** START OF The data **
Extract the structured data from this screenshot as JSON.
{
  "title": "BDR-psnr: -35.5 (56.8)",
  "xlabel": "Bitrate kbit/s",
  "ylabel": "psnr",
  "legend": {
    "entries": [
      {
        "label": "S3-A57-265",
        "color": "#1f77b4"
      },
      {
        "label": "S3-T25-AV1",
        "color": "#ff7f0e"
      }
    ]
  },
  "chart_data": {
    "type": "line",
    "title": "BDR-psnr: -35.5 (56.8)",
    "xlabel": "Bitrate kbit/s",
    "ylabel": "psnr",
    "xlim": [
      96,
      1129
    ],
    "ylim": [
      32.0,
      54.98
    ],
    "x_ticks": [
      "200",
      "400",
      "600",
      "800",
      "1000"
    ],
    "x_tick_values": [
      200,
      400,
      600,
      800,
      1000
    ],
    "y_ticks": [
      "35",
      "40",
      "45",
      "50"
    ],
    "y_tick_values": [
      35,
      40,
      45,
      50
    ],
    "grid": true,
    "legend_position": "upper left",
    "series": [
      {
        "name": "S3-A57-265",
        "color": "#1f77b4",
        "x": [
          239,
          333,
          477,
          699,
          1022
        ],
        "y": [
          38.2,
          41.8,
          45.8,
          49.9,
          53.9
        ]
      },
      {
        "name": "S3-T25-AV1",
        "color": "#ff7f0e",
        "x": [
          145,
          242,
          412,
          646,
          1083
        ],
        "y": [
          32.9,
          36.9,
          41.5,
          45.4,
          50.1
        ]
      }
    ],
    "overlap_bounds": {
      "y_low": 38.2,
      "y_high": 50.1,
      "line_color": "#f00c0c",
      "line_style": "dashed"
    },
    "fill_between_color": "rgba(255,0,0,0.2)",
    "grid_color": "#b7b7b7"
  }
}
** END OF The data **
** START OF The data **
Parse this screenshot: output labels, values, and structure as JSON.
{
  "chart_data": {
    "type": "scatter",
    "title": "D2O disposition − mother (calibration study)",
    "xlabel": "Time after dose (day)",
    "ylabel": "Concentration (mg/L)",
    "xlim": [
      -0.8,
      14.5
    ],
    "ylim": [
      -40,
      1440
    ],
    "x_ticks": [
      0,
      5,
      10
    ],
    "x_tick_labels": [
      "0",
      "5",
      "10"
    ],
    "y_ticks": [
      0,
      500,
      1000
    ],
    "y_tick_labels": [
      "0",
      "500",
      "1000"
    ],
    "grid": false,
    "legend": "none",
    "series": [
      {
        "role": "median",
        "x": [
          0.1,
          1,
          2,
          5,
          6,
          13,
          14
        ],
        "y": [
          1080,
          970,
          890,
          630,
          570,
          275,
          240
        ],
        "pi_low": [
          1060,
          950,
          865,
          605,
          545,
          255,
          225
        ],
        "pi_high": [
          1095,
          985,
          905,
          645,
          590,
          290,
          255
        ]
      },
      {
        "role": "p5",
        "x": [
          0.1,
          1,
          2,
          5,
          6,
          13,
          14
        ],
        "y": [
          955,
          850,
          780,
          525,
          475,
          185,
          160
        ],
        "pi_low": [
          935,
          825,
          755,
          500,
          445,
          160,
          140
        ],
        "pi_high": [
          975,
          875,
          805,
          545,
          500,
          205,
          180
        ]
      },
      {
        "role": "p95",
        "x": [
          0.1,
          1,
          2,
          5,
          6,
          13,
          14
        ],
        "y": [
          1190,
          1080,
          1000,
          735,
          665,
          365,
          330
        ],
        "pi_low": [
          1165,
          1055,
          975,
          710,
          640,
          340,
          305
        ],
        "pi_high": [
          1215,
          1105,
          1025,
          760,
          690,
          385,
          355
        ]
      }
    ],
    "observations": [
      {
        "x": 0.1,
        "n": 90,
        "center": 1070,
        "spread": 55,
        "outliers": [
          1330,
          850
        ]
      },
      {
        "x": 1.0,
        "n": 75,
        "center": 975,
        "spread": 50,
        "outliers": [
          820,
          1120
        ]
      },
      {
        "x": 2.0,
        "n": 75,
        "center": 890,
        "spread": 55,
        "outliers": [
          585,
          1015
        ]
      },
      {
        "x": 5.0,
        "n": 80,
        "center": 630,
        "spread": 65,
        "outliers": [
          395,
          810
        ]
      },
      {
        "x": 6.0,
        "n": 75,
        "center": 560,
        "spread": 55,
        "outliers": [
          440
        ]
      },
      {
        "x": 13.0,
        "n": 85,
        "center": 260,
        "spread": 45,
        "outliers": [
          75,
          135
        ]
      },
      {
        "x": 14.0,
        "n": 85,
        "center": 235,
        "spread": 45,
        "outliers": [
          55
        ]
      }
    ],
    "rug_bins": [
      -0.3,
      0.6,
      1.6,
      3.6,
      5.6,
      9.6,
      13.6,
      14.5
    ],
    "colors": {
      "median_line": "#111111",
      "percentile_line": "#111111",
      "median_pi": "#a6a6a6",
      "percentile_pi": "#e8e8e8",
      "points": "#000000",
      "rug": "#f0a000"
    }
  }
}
** END OF The data **
Find every line of the data that holds the string "screenshot", then say how many there are and nothing else.

* Worked solution
2